[Data items]
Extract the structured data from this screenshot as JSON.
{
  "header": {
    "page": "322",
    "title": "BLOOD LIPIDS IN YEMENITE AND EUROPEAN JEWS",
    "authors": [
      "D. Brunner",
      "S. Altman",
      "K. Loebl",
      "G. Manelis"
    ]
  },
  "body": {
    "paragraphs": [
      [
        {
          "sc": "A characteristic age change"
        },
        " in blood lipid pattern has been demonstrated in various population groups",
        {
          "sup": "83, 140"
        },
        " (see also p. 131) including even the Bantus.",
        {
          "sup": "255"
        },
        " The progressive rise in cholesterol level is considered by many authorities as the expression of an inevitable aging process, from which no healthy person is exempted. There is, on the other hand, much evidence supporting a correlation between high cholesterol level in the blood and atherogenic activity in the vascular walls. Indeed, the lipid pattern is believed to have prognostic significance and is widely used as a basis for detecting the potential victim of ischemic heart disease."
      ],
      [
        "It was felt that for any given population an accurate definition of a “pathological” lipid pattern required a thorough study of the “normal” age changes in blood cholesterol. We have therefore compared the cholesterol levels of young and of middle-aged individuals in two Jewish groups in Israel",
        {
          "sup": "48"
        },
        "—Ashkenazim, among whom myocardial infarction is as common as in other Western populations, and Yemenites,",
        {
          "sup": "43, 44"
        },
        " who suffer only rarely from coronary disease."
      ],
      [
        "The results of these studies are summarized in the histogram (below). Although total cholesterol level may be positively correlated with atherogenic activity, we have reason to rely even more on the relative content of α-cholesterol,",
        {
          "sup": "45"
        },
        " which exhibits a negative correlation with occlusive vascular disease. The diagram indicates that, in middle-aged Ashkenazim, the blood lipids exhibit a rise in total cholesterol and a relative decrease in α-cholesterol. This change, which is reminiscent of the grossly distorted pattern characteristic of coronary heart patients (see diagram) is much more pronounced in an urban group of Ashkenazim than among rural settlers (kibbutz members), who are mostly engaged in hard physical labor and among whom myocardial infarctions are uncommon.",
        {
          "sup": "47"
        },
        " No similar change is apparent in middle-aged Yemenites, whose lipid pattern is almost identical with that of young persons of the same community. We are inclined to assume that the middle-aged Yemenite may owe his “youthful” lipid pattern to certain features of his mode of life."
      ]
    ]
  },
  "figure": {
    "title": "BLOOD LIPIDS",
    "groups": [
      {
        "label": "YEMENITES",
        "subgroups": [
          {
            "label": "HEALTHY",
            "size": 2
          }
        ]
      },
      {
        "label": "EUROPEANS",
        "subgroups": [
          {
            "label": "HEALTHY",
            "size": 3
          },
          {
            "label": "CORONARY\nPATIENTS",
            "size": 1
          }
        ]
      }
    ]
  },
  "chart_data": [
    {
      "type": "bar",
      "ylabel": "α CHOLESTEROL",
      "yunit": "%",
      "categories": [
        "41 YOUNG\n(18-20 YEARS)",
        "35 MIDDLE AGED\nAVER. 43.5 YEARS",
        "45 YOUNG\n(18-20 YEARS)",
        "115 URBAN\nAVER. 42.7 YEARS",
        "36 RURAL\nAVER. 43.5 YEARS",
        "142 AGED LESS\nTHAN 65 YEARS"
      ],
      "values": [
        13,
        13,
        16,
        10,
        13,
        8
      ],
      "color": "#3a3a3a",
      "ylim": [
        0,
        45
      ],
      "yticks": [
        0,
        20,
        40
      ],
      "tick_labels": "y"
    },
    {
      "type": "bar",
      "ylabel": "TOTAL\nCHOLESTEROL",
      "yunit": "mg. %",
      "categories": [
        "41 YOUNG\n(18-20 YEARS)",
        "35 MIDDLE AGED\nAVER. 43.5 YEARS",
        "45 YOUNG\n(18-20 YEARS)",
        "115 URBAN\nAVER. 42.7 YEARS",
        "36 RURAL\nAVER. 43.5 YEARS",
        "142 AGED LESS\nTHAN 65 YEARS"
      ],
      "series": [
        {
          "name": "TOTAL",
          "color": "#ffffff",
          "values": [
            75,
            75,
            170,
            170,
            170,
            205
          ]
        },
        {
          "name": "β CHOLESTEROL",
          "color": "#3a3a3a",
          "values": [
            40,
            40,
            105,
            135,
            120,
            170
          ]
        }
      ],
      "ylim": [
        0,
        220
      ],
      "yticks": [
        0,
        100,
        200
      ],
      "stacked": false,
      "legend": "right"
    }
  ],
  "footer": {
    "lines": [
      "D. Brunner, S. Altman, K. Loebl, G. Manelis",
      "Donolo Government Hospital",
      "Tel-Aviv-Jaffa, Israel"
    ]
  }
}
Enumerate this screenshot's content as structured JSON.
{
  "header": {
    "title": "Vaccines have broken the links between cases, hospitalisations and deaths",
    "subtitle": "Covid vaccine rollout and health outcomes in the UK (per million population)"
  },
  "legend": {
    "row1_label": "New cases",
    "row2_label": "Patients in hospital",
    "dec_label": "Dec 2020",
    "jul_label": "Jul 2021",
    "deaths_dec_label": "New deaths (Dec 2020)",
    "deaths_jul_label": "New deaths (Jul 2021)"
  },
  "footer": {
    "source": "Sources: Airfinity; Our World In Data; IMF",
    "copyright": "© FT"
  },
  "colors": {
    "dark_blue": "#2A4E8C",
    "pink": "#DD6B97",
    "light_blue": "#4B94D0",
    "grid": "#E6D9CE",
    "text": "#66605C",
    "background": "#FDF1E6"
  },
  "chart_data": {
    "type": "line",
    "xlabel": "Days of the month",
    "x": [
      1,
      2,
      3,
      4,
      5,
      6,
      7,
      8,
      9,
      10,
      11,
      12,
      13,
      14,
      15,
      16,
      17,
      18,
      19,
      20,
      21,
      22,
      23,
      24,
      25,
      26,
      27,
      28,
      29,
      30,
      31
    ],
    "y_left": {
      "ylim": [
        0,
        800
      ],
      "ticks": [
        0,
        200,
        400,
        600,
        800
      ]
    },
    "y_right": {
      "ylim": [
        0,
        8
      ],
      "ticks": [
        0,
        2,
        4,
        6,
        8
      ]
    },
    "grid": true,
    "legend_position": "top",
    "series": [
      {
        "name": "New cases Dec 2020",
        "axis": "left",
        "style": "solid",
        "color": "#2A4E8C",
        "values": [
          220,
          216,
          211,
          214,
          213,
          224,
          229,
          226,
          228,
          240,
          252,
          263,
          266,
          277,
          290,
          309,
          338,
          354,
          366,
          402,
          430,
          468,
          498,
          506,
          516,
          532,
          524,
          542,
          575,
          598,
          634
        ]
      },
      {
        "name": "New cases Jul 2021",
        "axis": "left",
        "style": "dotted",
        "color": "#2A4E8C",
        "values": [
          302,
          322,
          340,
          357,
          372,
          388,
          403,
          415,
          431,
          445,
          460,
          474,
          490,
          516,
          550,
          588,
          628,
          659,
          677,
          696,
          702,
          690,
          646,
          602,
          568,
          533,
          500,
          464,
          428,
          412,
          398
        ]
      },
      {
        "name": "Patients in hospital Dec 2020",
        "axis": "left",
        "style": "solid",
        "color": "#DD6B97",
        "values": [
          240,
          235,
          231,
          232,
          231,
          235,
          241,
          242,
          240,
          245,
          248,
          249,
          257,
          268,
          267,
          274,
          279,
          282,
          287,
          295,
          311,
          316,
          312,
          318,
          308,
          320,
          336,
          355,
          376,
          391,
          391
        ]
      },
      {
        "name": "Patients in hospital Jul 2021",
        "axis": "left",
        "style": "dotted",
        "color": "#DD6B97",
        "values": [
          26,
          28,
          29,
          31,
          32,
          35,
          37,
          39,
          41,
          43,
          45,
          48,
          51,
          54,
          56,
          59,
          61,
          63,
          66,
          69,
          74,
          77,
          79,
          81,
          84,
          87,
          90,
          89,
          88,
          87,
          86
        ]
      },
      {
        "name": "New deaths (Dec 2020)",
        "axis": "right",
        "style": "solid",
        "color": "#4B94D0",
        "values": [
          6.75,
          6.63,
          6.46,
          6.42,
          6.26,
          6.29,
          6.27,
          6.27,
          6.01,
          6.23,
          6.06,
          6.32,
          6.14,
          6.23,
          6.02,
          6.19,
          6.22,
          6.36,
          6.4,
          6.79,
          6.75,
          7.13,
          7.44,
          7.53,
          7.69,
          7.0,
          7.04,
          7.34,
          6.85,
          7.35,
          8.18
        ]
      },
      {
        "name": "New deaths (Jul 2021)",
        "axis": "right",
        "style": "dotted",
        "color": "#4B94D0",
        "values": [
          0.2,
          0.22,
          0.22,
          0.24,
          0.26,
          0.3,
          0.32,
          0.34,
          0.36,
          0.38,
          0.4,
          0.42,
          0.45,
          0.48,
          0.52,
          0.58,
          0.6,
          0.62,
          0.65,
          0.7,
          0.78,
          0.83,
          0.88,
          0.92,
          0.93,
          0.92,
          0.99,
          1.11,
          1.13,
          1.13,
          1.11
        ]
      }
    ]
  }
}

● Work item
Respond with the number of lines in the entries that include the string "have", and nothing besides.

● Task result
4